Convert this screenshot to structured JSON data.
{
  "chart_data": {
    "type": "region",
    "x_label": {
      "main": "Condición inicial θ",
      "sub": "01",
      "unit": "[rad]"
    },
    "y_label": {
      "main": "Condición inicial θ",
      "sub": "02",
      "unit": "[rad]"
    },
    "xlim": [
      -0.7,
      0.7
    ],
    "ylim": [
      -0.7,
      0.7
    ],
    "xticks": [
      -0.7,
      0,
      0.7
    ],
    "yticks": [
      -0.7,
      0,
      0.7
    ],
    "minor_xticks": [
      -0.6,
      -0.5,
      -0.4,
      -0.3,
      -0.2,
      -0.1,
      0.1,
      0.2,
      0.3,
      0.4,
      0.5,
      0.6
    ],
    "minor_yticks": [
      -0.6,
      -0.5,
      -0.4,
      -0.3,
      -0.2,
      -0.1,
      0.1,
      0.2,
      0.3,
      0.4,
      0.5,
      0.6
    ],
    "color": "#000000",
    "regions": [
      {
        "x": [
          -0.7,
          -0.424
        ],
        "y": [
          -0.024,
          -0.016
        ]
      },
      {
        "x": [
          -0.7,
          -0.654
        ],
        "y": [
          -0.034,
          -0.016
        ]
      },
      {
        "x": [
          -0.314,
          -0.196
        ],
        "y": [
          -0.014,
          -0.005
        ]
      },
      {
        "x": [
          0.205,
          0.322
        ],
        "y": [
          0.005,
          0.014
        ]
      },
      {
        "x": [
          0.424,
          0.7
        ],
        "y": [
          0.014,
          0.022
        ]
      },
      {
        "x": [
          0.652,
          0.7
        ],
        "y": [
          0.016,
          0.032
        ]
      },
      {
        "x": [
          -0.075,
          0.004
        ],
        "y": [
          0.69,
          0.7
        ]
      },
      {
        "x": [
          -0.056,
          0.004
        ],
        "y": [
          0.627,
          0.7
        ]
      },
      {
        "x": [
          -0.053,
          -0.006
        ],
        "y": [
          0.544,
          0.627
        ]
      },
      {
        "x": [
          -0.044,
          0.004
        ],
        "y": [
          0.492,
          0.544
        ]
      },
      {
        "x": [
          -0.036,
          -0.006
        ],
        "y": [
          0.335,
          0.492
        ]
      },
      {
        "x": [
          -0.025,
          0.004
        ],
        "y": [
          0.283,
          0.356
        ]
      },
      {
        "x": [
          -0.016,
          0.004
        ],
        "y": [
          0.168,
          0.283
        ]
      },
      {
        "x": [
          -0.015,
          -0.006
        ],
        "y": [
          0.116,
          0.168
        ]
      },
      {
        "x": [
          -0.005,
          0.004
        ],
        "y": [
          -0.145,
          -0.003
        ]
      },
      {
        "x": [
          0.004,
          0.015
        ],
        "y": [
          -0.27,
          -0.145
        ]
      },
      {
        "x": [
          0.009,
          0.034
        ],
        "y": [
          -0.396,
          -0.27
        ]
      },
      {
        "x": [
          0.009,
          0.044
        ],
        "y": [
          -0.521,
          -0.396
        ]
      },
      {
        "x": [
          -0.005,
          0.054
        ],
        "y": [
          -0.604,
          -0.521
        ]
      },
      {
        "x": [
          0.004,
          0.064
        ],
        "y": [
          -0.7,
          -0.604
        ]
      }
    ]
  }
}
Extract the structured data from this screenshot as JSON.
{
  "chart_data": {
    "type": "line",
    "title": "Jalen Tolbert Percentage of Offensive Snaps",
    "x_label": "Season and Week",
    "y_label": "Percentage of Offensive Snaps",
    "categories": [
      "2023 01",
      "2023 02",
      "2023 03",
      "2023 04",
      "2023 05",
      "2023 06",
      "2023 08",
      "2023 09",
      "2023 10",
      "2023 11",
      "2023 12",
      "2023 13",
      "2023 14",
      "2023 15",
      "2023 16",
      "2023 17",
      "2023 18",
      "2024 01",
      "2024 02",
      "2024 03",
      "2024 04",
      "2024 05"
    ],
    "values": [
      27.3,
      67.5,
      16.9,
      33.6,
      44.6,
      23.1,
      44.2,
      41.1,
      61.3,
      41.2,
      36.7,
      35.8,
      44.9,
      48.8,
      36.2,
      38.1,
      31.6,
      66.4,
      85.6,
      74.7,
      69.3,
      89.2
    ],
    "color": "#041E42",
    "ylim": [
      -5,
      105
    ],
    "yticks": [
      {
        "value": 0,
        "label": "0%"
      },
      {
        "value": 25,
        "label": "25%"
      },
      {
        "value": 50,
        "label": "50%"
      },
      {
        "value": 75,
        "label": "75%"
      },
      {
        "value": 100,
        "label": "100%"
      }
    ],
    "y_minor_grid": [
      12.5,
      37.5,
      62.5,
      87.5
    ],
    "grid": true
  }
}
***
Answer with one number: how many lines in the listing hold "screenshot".

2